◆ Task ◆
Copy all of the material exactly. Pictures are not to appear in the copy.

-- start Supplied material --

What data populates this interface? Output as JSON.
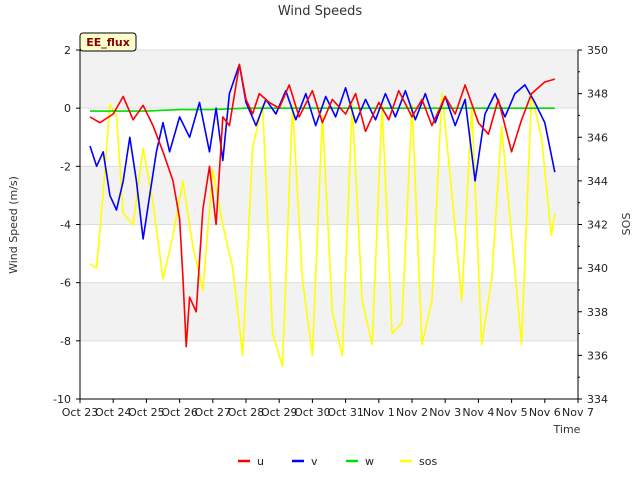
{
  "chart_data": {
    "type": "line",
    "title": "Wind Speeds",
    "badge": "EE_flux",
    "xlabel": "Time",
    "ylabel": "Wind Speed (m/s)",
    "ylabel_right": "SOS",
    "ylim": [
      -10,
      2
    ],
    "ylim_right": [
      334,
      350
    ],
    "xlim": [
      0,
      15
    ],
    "y_ticks": [
      2,
      0,
      -2,
      -4,
      -6,
      -8,
      -10
    ],
    "y_tick_labels": [
      "2",
      "0",
      "-2",
      "-4",
      "-6",
      "-8",
      "-10"
    ],
    "y2_ticks": [
      350,
      348,
      346,
      344,
      342,
      340,
      338,
      336,
      334
    ],
    "y2_tick_labels": [
      "350",
      "348",
      "346",
      "344",
      "342",
      "340",
      "338",
      "336",
      "334"
    ],
    "x_ticks": [
      0,
      1,
      2,
      3,
      4,
      5,
      6,
      7,
      8,
      9,
      10,
      11,
      12,
      13,
      14,
      15
    ],
    "x_tick_labels": [
      "Oct 23",
      "Oct 24",
      "Oct 25",
      "Oct 26",
      "Oct 27",
      "Oct 28",
      "Oct 29",
      "Oct 30",
      "Oct 31",
      "Nov 1",
      "Nov 2",
      "Nov 3",
      "Nov 4",
      "Nov 5",
      "Nov 6",
      "Nov 7"
    ],
    "grid": true,
    "legend_position": "bottom",
    "series": [
      {
        "name": "u",
        "color": "#ff0000",
        "axis": "left",
        "x": [
          0.3,
          0.6,
          1.0,
          1.3,
          1.6,
          1.9,
          2.2,
          2.5,
          2.8,
          3.0,
          3.1,
          3.2,
          3.3,
          3.5,
          3.7,
          3.9,
          4.1,
          4.3,
          4.5,
          4.8,
          5.0,
          5.2,
          5.4,
          5.7,
          6.0,
          6.3,
          6.6,
          7.0,
          7.3,
          7.6,
          8.0,
          8.3,
          8.6,
          9.0,
          9.3,
          9.6,
          10.0,
          10.3,
          10.6,
          11.0,
          11.3,
          11.6,
          12.0,
          12.3,
          12.6,
          13.0,
          13.3,
          13.6,
          14.0,
          14.3
        ],
        "y": [
          -0.3,
          -0.5,
          -0.2,
          0.4,
          -0.4,
          0.1,
          -0.6,
          -1.5,
          -2.5,
          -3.8,
          -5.8,
          -8.2,
          -6.5,
          -7.0,
          -3.5,
          -2.0,
          -4.0,
          -0.3,
          -0.6,
          1.5,
          0.3,
          -0.2,
          0.5,
          0.2,
          0.0,
          0.8,
          -0.3,
          0.6,
          -0.5,
          0.3,
          -0.2,
          0.5,
          -0.8,
          0.2,
          -0.4,
          0.6,
          -0.3,
          0.3,
          -0.6,
          0.4,
          -0.2,
          0.8,
          -0.5,
          -0.9,
          0.3,
          -1.5,
          -0.4,
          0.5,
          0.9,
          1.0
        ]
      },
      {
        "name": "v",
        "color": "#0000ff",
        "axis": "left",
        "x": [
          0.3,
          0.5,
          0.7,
          0.9,
          1.1,
          1.3,
          1.5,
          1.7,
          1.9,
          2.1,
          2.3,
          2.5,
          2.7,
          3.0,
          3.3,
          3.6,
          3.9,
          4.1,
          4.3,
          4.5,
          4.8,
          5.0,
          5.3,
          5.6,
          5.9,
          6.2,
          6.5,
          6.8,
          7.1,
          7.4,
          7.7,
          8.0,
          8.3,
          8.6,
          8.9,
          9.2,
          9.5,
          9.8,
          10.1,
          10.4,
          10.7,
          11.0,
          11.3,
          11.6,
          11.9,
          12.2,
          12.5,
          12.8,
          13.1,
          13.4,
          13.7,
          14.0,
          14.3
        ],
        "y": [
          -1.3,
          -2.0,
          -1.5,
          -3.0,
          -3.5,
          -2.5,
          -1.0,
          -2.5,
          -4.5,
          -3.0,
          -1.5,
          -0.5,
          -1.5,
          -0.3,
          -1.0,
          0.2,
          -1.5,
          0.0,
          -1.8,
          0.5,
          1.5,
          0.2,
          -0.6,
          0.3,
          -0.2,
          0.6,
          -0.4,
          0.5,
          -0.6,
          0.4,
          -0.3,
          0.7,
          -0.5,
          0.3,
          -0.4,
          0.5,
          -0.3,
          0.6,
          -0.4,
          0.5,
          -0.5,
          0.4,
          -0.6,
          0.3,
          -2.5,
          -0.2,
          0.5,
          -0.3,
          0.5,
          0.8,
          0.2,
          -0.5,
          -2.2
        ]
      },
      {
        "name": "w",
        "color": "#00dd00",
        "axis": "left",
        "x": [
          0.3,
          1.0,
          2.0,
          3.0,
          4.0,
          5.0,
          6.0,
          7.0,
          8.0,
          9.0,
          10.0,
          11.0,
          12.0,
          13.0,
          14.0,
          14.3
        ],
        "y": [
          -0.1,
          -0.1,
          -0.1,
          -0.05,
          -0.05,
          0.0,
          0.0,
          0.0,
          0.0,
          0.0,
          0.0,
          0.0,
          0.0,
          0.0,
          0.0,
          0.0
        ]
      },
      {
        "name": "sos",
        "color": "#ffff00",
        "axis": "right",
        "x": [
          0.3,
          0.5,
          0.7,
          0.9,
          1.1,
          1.3,
          1.6,
          1.9,
          2.2,
          2.5,
          2.8,
          3.1,
          3.4,
          3.7,
          4.0,
          4.3,
          4.6,
          4.9,
          5.2,
          5.5,
          5.8,
          6.1,
          6.4,
          6.7,
          7.0,
          7.3,
          7.6,
          7.9,
          8.2,
          8.5,
          8.8,
          9.1,
          9.4,
          9.7,
          10.0,
          10.3,
          10.6,
          10.9,
          11.2,
          11.5,
          11.8,
          12.1,
          12.4,
          12.7,
          13.0,
          13.3,
          13.6,
          13.9,
          14.2,
          14.3
        ],
        "y": [
          340.2,
          340.0,
          343.5,
          347.5,
          347.0,
          342.5,
          342.0,
          345.5,
          343.0,
          339.5,
          341.5,
          344.0,
          341.0,
          339.0,
          344.5,
          342.0,
          340.0,
          336.0,
          345.5,
          347.5,
          337.0,
          335.5,
          347.5,
          339.5,
          336.0,
          347.0,
          338.0,
          336.0,
          347.5,
          338.5,
          336.5,
          347.5,
          337.0,
          337.5,
          347.5,
          336.5,
          338.5,
          348.0,
          343.5,
          338.5,
          347.5,
          336.5,
          339.5,
          346.5,
          341.5,
          336.5,
          348.0,
          346.0,
          341.5,
          342.5
        ]
      }
    ]
  }
}
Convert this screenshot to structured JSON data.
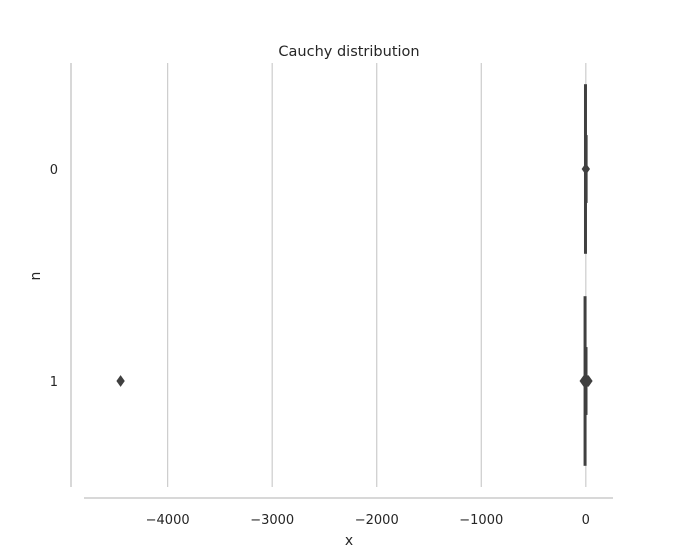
{
  "chart_data": {
    "type": "boxen",
    "orientation": "horizontal",
    "title": "Cauchy distribution",
    "xlabel": "x",
    "ylabel": "n",
    "xlim": [
      -4800,
      260
    ],
    "xticks": [
      -4000,
      -3000,
      -2000,
      -1000,
      0
    ],
    "xtick_labels": [
      "−4000",
      "−3000",
      "−2000",
      "−1000",
      "0"
    ],
    "grid": "vertical",
    "categories": [
      "0",
      "1"
    ],
    "series": [
      {
        "category": "0",
        "whisker_low": -8,
        "whisker_high": 8,
        "box_low": -2,
        "box_high": 2,
        "median": 0,
        "outliers": [
          0
        ]
      },
      {
        "category": "1",
        "whisker_low": -12,
        "whisker_high": 12,
        "box_low": -3,
        "box_high": 3,
        "median": 0,
        "outliers": [
          -4450,
          -20,
          -10,
          0,
          10,
          20,
          25
        ]
      }
    ],
    "colors": {
      "box": "#404040",
      "grid": "#cccccc",
      "spine": "#cccccc",
      "text": "#262626"
    }
  }
}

-- end Supplied material --

◆ Output of the task ◆
What data populates this interface? Output as JSON.
{
  "chart_data": {
    "type": "line",
    "title": "Wind Speeds",
    "badge": "EE_flux",
    "xlabel": "Time",
    "ylabel": "Wind Speed (m/s)",
    "ylabel_right": "SOS",
    "ylim": [
      -10,
      2
    ],
    "ylim_right": [
      334,
      350
    ],
    "xlim": [
      0,
      15
    ],
    "y_ticks": [
      2,
      0,
      -2,
      -4,
      -6,
      -8,
      -10
    ],
    "y_tick_labels": [
      "2",
      "0",
      "-2",
      "-4",
      "-6",
      "-8",
      "-10"
    ],
    "y2_ticks": [
      350,
      348,
      346,
      344,
      342,
      340,
      338,
      336,
      334
    ],
    "y2_tick_labels": [
      "350",
      "348",
      "346",
      "344",
      "342",
      "340",
      "338",
      "336",
      "334"
    ],
    "x_ticks": [
      0,
      1,
      2,
      3,
      4,
      5,
      6,
      7,
      8,
      9,
      10,
      11,
      12,
      13,
      14,
      15
    ],
    "x_tick_labels": [
      "Oct 23",
      "Oct 24",
      "Oct 25",
      "Oct 26",
      "Oct 27",
      "Oct 28",
      "Oct 29",
      "Oct 30",
      "Oct 31",
      "Nov 1",
      "Nov 2",
      "Nov 3",
      "Nov 4",
      "Nov 5",
      "Nov 6",
      "Nov 7"
    ],
    "grid": true,
    "legend_position": "bottom",
    "series": [
      {
        "name": "u",
        "color": "#ff0000",
        "axis": "left",
        "x": [
          0.3,
          0.6,
          1.0,
          1.3,
          1.6,
          1.9,
          2.2,
          2.5,
          2.8,
          3.0,
          3.1,
          3.2,
          3.3,
          3.5,
          3.7,
          3.9,
          4.1,
          4.3,
          4.5,
          4.8,
          5.0,
          5.2,
          5.4,
          5.7,
          6.0,
          6.3,
          6.6,
          7.0,
          7.3,
          7.6,
          8.0,
          8.3,
          8.6,
          9.0,
          9.3,
          9.6,
          10.0,
          10.3,
          10.6,
          11.0,
          11.3,
          11.6,
          12.0,
          12.3,
          12.6,
          13.0,
          13.3,
          13.6,
          14.0,
          14.3
        ],
        "y": [
          -0.3,
          -0.5,
          -0.2,
          0.4,
          -0.4,
          0.1,
          -0.6,
          -1.5,
          -2.5,
          -3.8,
          -5.8,
          -8.2,
          -6.5,
          -7.0,
          -3.5,
          -2.0,
          -4.0,
          -0.3,
          -0.6,
          1.5,
          0.3,
          -0.2,
          0.5,
          0.2,
          0.0,
          0.8,
          -0.3,
          0.6,
          -0.5,
          0.3,
          -0.2,
          0.5,
          -0.8,
          0.2,
          -0.4,
          0.6,
          -0.3,
          0.3,
          -0.6,
          0.4,
          -0.2,
          0.8,
          -0.5,
          -0.9,
          0.3,
          -1.5,
          -0.4,
          0.5,
          0.9,
          1.0
        ]
      },
      {
        "name": "v",
        "color": "#0000ff",
        "axis": "left",
        "x": [
          0.3,
          0.5,
          0.7,
          0.9,
          1.1,
          1.3,
          1.5,
          1.7,
          1.9,
          2.1,
          2.3,
          2.5,
          2.7,
          3.0,
          3.3,
          3.6,
          3.9,
          4.1,
          4.3,
          4.5,
          4.8,
          5.0,
          5.3,
          5.6,
          5.9,
          6.2,
          6.5,
          6.8,
          7.1,
          7.4,
          7.7,
          8.0,
          8.3,
          8.6,
          8.9,
          9.2,
          9.5,
          9.8,
          10.1,
          10.4,
          10.7,
          11.0,
          11.3,
          11.6,
          11.9,
          12.2,
          12.5,
          12.8,
          13.1,
          13.4,
          13.7,
          14.0,
          14.3
        ],
        "y": [
          -1.3,
          -2.0,
          -1.5,
          -3.0,
          -3.5,
          -2.5,
          -1.0,
          -2.5,
          -4.5,
          -3.0,
          -1.5,
          -0.5,
          -1.5,
          -0.3,
          -1.0,
          0.2,
          -1.5,
          0.0,
          -1.8,
          0.5,
          1.5,
          0.2,
          -0.6,
          0.3,
          -0.2,
          0.6,
          -0.4,
          0.5,
          -0.6,
          0.4,
          -0.3,
          0.7,
          -0.5,
          0.3,
          -0.4,
          0.5,
          -0.3,
          0.6,
          -0.4,
          0.5,
          -0.5,
          0.4,
          -0.6,
          0.3,
          -2.5,
          -0.2,
          0.5,
          -0.3,
          0.5,
          0.8,
          0.2,
          -0.5,
          -2.2
        ]
      },
      {
        "name": "w",
        "color": "#00dd00",
        "axis": "left",
        "x": [
          0.3,
          1.0,
          2.0,
          3.0,
          4.0,
          5.0,
          6.0,
          7.0,
          8.0,
          9.0,
          10.0,
          11.0,
          12.0,
          13.0,
          14.0,
          14.3
        ],
        "y": [
          -0.1,
          -0.1,
          -0.1,
          -0.05,
          -0.05,
          0.0,
          0.0,
          0.0,
          0.0,
          0.0,
          0.0,
          0.0,
          0.0,
          0.0,
          0.0,
          0.0
        ]
      },
      {
        "name": "sos",
        "color": "#ffff00",
        "axis": "right",
        "x": [
          0.3,
          0.5,
          0.7,
          0.9,
          1.1,
          1.3,
          1.6,
          1.9,
          2.2,
          2.5,
          2.8,
          3.1,
          3.4,
          3.7,
          4.0,
          4.3,
          4.6,
          4.9,
          5.2,
          5.5,
          5.8,
          6.1,
          6.4,
          6.7,
          7.0,
          7.3,
          7.6,
          7.9,
          8.2,
          8.5,
          8.8,
          9.1,
          9.4,
          9.7,
          10.0,
          10.3,
          10.6,
          10.9,
          11.2,
          11.5,
          11.8,
          12.1,
          12.4,
          12.7,
          13.0,
          13.3,
          13.6,
          13.9,
          14.2,
          14.3
        ],
        "y": [
          340.2,
          340.0,
          343.5,
          347.5,
          347.0,
          342.5,
          342.0,
          345.5,
          343.0,
          339.5,
          341.5,
          344.0,
          341.0,
          339.0,
          344.5,
          342.0,
          340.0,
          336.0,
          345.5,
          347.5,
          337.0,
          335.5,
          347.5,
          339.5,
          336.0,
          347.0,
          338.0,
          336.0,
          347.5,
          338.5,
          336.5,
          347.5,
          337.0,
          337.5,
          347.5,
          336.5,
          338.5,
          348.0,
          343.5,
          338.5,
          347.5,
          336.5,
          339.5,
          346.5,
          341.5,
          336.5,
          348.0,
          346.0,
          341.5,
          342.5
        ]
      }
    ]
  }
}
Convert this screenshot to structured JSON data.
{
  "chart_data": {
    "type": "boxen",
    "orientation": "horizontal",
    "title": "Cauchy distribution",
    "xlabel": "x",
    "ylabel": "n",
    "xlim": [
      -4800,
      260
    ],
    "xticks": [
      -4000,
      -3000,
      -2000,
      -1000,
      0
    ],
    "xtick_labels": [
      "−4000",
      "−3000",
      "−2000",
      "−1000",
      "0"
    ],
    "grid": "vertical",
    "categories": [
      "0",
      "1"
    ],
    "series": [
      {
        "category": "0",
        "whisker_low": -8,
        "whisker_high": 8,
        "box_low": -2,
        "box_high": 2,
        "median": 0,
        "outliers": [
          0
        ]
      },
      {
        "category": "1",
        "whisker_low": -12,
        "whisker_high": 12,
        "box_low": -3,
        "box_high": 3,
        "median": 0,
        "outliers": [
          -4450,
          -20,
          -10,
          0,
          10,
          20,
          25
        ]
      }
    ],
    "colors": {
      "box": "#404040",
      "grid": "#cccccc",
      "spine": "#cccccc",
      "text": "#262626"
    }
  }
}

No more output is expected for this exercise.